Repeat every line below exactly, word for word.

⁂

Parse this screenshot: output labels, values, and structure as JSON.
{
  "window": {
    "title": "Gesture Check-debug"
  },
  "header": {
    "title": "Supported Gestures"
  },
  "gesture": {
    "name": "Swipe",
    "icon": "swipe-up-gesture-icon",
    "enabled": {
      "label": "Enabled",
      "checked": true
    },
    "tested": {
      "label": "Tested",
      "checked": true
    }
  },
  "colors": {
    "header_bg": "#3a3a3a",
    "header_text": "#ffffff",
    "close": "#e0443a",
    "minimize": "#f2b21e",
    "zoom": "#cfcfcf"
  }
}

⁂

Solution to this task —
Parse this screenshot: output labels, values, and structure as JSON.
{
  "window": {
    "title": "Gesture Check-debug"
  },
  "header": {
    "title": "Supported Gestures"
  },
  "gesture": {
    "name": "Swipe",
    "icon": "swipe-up-gesture-icon",
    "enabled": {
      "label": "Enabled",
      "checked": true
    },
    "tested": {
      "label": "Tested",
      "checked": true
    }
  },
  "colors": {
    "header_bg": "#3a3a3a",
    "header_text": "#ffffff",
    "close": "#e0443a",
    "minimize": "#f2b21e",
    "zoom": "#cfcfcf"
  }
}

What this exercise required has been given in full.